■ **Текст документа**
━━━━━━━━━━━━━━━━

События в “Тихом Доне” начинаются в 1912 году, перед I мировой войной, и заканчиваются в 1922 году, когда отгремела на Дону гражданская война. Прекрасно зная жизнь и быт казаков Донского края, будучи сам участником суровой борьбы на Дону в начале 20-х годов, Шолохов основное внимание уделил изображению казачества. В произведении тесно соединяются документ и художественный вымысел. В “Тихом Доне” много подлинных названий хуторов и станиц Донского края. Центром событий, с которым связано основное действие романа, является станица Вешенская. Шолохов изображает реальных участников событий: это Иван Лагутин, председатель казачьего отдела ВЦИК, первый председатель Донского ВЦИК Федор Подтелков, член ревкома казак Михаил Кривошлыков. В то же время вымышлены основные герои повествования: семьи Мелеховых, Астаховых, Коршуновых, Кошевых, Листницких. Вымышлен и хутор Татарский.
“Тихий Дон” начинается изображением мирной довоенной жизни казачества. Дни хутора Татарского проходят в напряженном труде. На первый план повествования выдвигается семья Мелеховых, типичная середняцкая семья с патриархальными устоями. I мировая война прервала трудовую жизнь казачества. Шолохов с большим мастерством описывает ужасы войны, калечащей людей и физически, и нравственно. Казаки устали от войны. Они мечтают о ее окончании, но они еще не знают, какую трагедию братоубийственной войны им придется пережить в скором будущем.

━━━━━━━━━━━━━━━━

■ **Содержимое набора данных**
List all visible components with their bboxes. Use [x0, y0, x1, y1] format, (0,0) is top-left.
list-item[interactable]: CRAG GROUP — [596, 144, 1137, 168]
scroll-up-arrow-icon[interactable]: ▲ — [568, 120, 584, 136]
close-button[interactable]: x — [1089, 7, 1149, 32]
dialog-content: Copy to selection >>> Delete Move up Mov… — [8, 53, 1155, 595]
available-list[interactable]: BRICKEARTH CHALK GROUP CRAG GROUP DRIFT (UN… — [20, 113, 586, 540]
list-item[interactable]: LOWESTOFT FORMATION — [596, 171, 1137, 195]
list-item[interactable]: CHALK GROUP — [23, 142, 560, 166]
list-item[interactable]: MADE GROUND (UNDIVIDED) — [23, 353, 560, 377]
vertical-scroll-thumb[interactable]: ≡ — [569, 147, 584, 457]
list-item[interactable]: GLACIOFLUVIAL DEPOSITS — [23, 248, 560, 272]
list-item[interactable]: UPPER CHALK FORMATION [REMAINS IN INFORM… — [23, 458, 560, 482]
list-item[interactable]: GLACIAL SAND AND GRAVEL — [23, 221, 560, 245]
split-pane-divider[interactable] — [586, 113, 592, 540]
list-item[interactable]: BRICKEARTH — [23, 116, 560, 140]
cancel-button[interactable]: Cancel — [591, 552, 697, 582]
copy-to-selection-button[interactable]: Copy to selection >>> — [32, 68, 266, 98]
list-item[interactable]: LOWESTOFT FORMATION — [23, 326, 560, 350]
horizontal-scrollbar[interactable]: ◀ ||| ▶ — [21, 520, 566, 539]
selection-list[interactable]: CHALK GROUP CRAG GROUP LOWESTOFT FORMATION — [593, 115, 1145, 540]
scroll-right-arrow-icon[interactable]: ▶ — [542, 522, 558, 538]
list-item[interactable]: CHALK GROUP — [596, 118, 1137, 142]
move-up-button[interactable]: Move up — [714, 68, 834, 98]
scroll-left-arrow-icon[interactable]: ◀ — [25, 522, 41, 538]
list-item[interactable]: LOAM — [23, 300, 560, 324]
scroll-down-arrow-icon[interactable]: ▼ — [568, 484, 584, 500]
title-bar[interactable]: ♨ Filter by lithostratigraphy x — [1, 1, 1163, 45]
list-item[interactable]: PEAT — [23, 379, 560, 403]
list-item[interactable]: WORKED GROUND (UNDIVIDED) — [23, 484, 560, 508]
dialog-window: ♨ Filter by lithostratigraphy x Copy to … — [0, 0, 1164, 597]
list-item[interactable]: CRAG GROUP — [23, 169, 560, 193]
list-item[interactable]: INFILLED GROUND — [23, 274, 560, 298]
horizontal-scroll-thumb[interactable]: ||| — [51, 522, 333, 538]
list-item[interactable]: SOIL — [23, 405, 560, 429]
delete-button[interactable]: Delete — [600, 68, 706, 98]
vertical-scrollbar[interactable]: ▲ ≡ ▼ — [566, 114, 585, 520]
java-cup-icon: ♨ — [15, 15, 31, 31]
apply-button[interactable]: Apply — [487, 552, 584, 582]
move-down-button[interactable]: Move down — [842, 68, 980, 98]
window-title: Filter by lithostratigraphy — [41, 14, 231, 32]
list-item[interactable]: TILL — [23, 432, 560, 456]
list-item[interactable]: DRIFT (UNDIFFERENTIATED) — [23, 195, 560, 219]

━━━━━━━━━━━━━━━━

■ **Задания**
**1)** Изложите в виде краткого списка абзац текста о «Тихом Доне», начинающийся словами «“Тихий Дон” начинается изображением». Сохраните его основные факты.
**2)** Продолжите текст о «Тихом Доне», начав сразу после его последнего предложения.
Материал не имеет отношения к тексту о «Тихом Доне».

■ **Ожидаемые ответы**
**1)**
- Роман открывается изображением мирной довоенной жизни казачества, дни хутора Татарского проходят в напряженном труде.
- На первом плане семья Мелеховых, типичная середняцкая семья с патриархальными устоями.
- Первая мировая война прервала трудовую жизнь казаков. Шолохов мастерски показывает ее ужасы: война калечит людей и физически, и нравственно.
- Уставшие казаки мечтают о конце войны. Они еще не знают, что вскоре им предстоит пережить трагедию братоубийственной войны.

**2)**
Верхне-Донское восстание предстает в изображении Шолохова как одно из центральных событий гражданской войны на Дону. Причин мятежа было много. Красный террор, неоправданная жестокость представителей советской власти на Дону в романе показаны с большой художественной силой. Многочисленные расстрелы казаков, чинимые в станицах, — убийство Мирона Коршунова и деда Тришки, который олицетворял собой христианское начало, проповедуя, что всякая власть дается Богом, действия комиссара Малкина, отдававшего приказы расстреливать бородатых казаков. Шолохов показал в романе и то, что Верхне-Донское восстание отразило народный протест против разрушения устоев крестьянской жизни и вековых традиций казаков, традиций, ставших основой крестьянской нравственности и морали, складывавшейся веками.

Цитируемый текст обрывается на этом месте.